▶ **Task brief**
Repeat the material verbatim. Images are excluded from the copy.

▶ **Given entries**
>> begin

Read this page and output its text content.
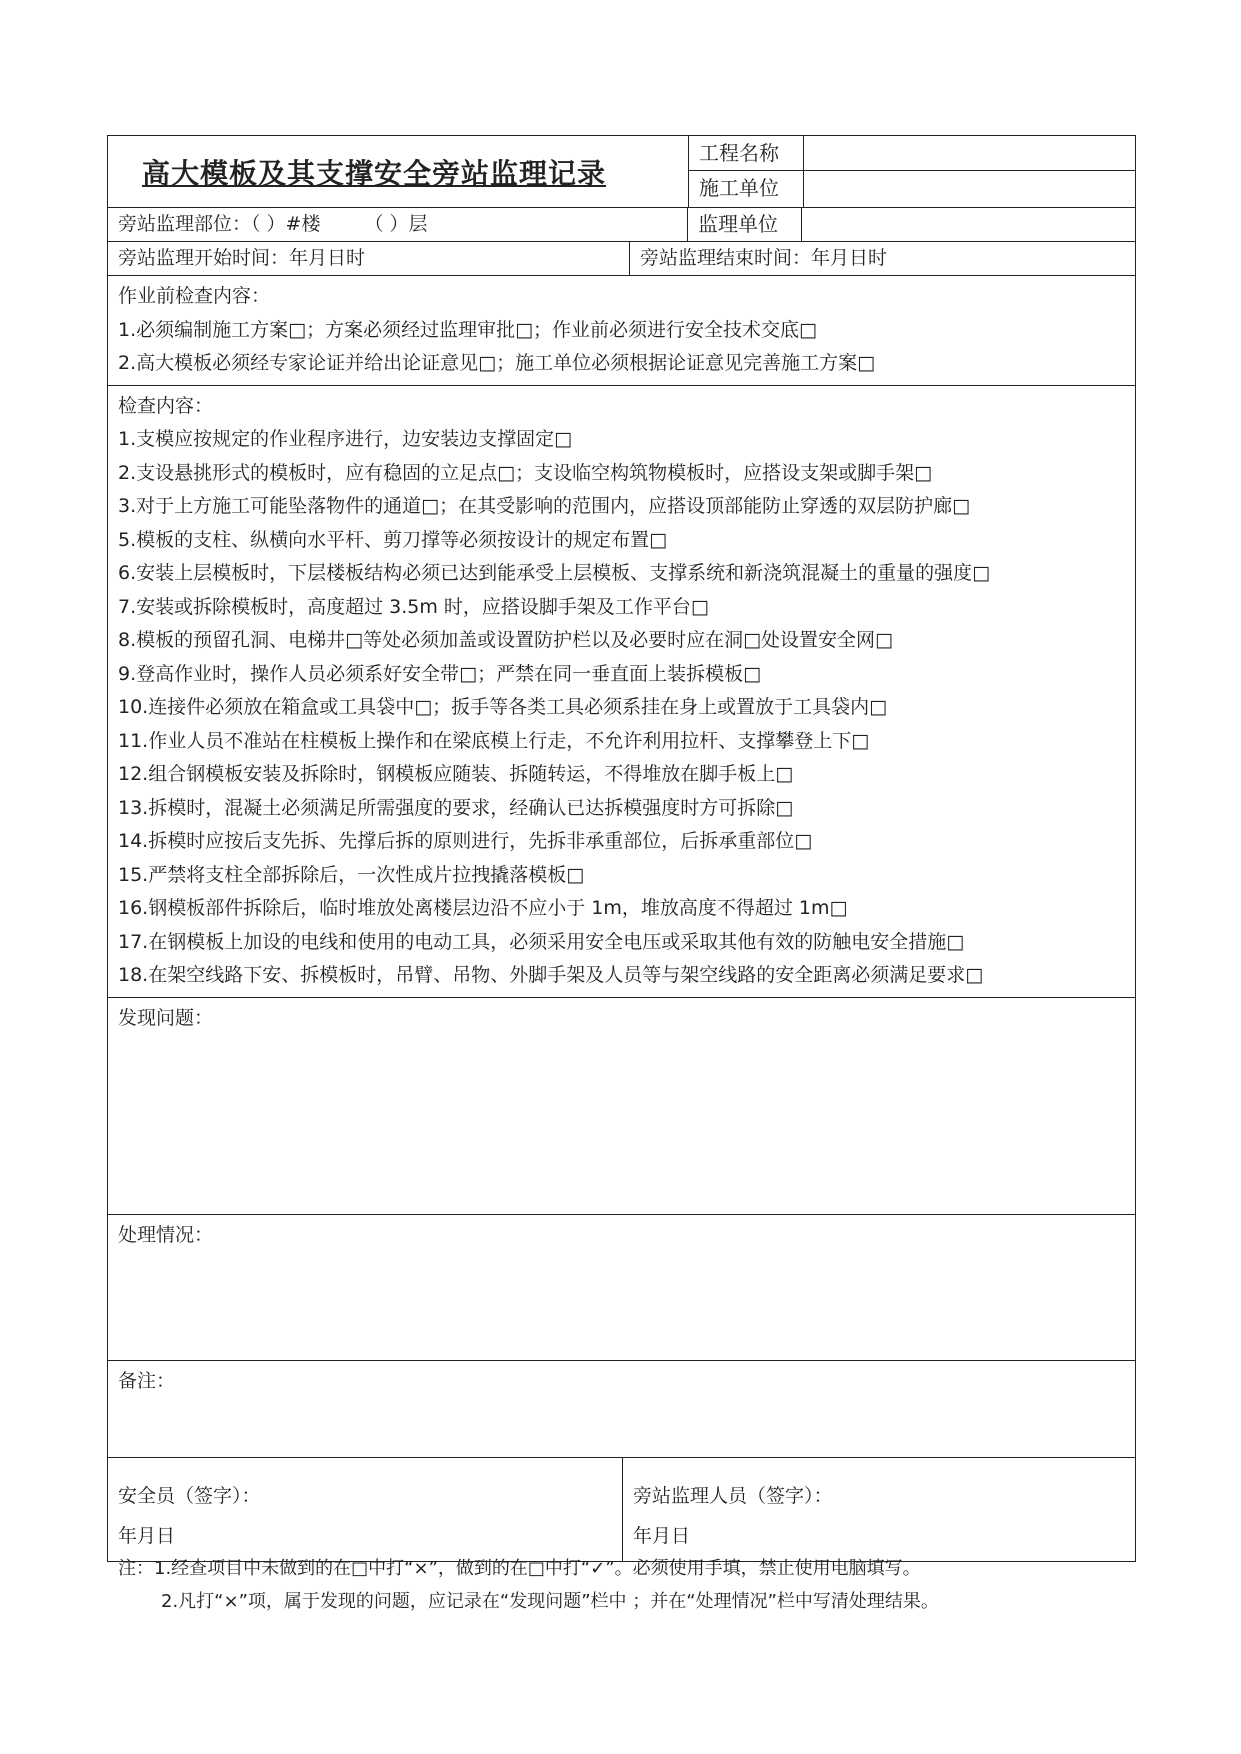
高大模板及其支撑安全旁站监理记录
工程名称
施工单位
旁站监理部位：（ ）#楼　　 （ ）层	监理单位
旁站监理开始时间：年月日时	旁站监理结束时间：年月日时
作业前检查内容：
1.必须编制施工方案□；方案必须经过监理审批□；作业前必须进行安全技术交底□
2.高大模板必须经专家论证并给出论证意见□；施工单位必须根据论证意见完善施工方案□
检查内容：
1.支模应按规定的作业程序进行，边安装边支撑固定□
2.支设悬挑形式的模板时，应有稳固的立足点□；支设临空构筑物模板时，应搭设支架或脚手架□
3.对于上方施工可能坠落物件的通道□；在其受影响的范围内，应搭设顶部能防止穿透的双层防护廊□
5.模板的支柱、纵横向水平杆、剪刀撑等必须按设计的规定布置□
6.安装上层模板时，下层楼板结构必须已达到能承受上层模板、支撑系统和新浇筑混凝土的重量的强度□
7.安装或拆除模板时，高度超过 3.5m 时，应搭设脚手架及工作平台□
8.模板的预留孔洞、电梯井□等处必须加盖或设置防护栏以及必要时应在洞□处设置安全网□
9.登高作业时，操作人员必须系好安全带□；严禁在同一垂直面上装拆模板□
10.连接件必须放在箱盒或工具袋中□；扳手等各类工具必须系挂在身上或置放于工具袋内□
11.作业人员不准站在柱模板上操作和在梁底模上行走，不允许利用拉杆、支撑攀登上下□
12.组合钢模板安装及拆除时，钢模板应随装、拆随转运，不得堆放在脚手板上□
13.拆模时，混凝土必须满足所需强度的要求，经确认已达拆模强度时方可拆除□
14.拆模时应按后支先拆、先撑后拆的原则进行，先拆非承重部位，后拆承重部位□
15.严禁将支柱全部拆除后，一次性成片拉拽撬落模板□
16.钢模板部件拆除后，临时堆放处离楼层边沿不应小于 1m，堆放高度不得超过 1m□
17.在钢模板上加设的电线和使用的电动工具，必须采用安全电压或采取其他有效的防触电安全措施□
18.在架空线路下安、拆模板时，吊臂、吊物、外脚手架及人员等与架空线路的安全距离必须满足要求□
发现问题：
处理情况：
备注：
安全员（签字）：
年月日
旁站监理人员（签字）：
年月日
注：1.经查项目中未做到的在□中打“×”，做到的在□中打“✓”。必须使用手填，禁止使用电脑填写。
2.凡打“×”项，属于发现的问题，应记录在“发现问题”栏中 ；并在“处理情况”栏中写清处理结果。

>> end

▶ **Written response**
Read this page and output its text content.
高大模板及其支撑安全旁站监理记录
工程名称
施工单位
旁站监理部位：（ ）#楼　　 （ ）层	监理单位
旁站监理开始时间：年月日时	旁站监理结束时间：年月日时
作业前检查内容：
1.必须编制施工方案□；方案必须经过监理审批□；作业前必须进行安全技术交底□
2.高大模板必须经专家论证并给出论证意见□；施工单位必须根据论证意见完善施工方案□
检查内容：
1.支模应按规定的作业程序进行，边安装边支撑固定□
2.支设悬挑形式的模板时，应有稳固的立足点□；支设临空构筑物模板时，应搭设支架或脚手架□
3.对于上方施工可能坠落物件的通道□；在其受影响的范围内，应搭设顶部能防止穿透的双层防护廊□
5.模板的支柱、纵横向水平杆、剪刀撑等必须按设计的规定布置□
6.安装上层模板时，下层楼板结构必须已达到能承受上层模板、支撑系统和新浇筑混凝土的重量的强度□
7.安装或拆除模板时，高度超过 3.5m 时，应搭设脚手架及工作平台□
8.模板的预留孔洞、电梯井□等处必须加盖或设置防护栏以及必要时应在洞□处设置安全网□
9.登高作业时，操作人员必须系好安全带□；严禁在同一垂直面上装拆模板□
10.连接件必须放在箱盒或工具袋中□；扳手等各类工具必须系挂在身上或置放于工具袋内□
11.作业人员不准站在柱模板上操作和在梁底模上行走，不允许利用拉杆、支撑攀登上下□
12.组合钢模板安装及拆除时，钢模板应随装、拆随转运，不得堆放在脚手板上□
13.拆模时，混凝土必须满足所需强度的要求，经确认已达拆模强度时方可拆除□
14.拆模时应按后支先拆、先撑后拆的原则进行，先拆非承重部位，后拆承重部位□
15.严禁将支柱全部拆除后，一次性成片拉拽撬落模板□
16.钢模板部件拆除后，临时堆放处离楼层边沿不应小于 1m，堆放高度不得超过 1m□
17.在钢模板上加设的电线和使用的电动工具，必须采用安全电压或采取其他有效的防触电安全措施□
18.在架空线路下安、拆模板时，吊臂、吊物、外脚手架及人员等与架空线路的安全距离必须满足要求□
发现问题：
处理情况：
备注：
安全员（签字）：
年月日
旁站监理人员（签字）：
年月日
注：1.经查项目中未做到的在□中打“×”，做到的在□中打“✓”。必须使用手填，禁止使用电脑填写。
2.凡打“×”项，属于发现的问题，应记录在“发现问题”栏中 ；并在“处理情况”栏中写清处理结果。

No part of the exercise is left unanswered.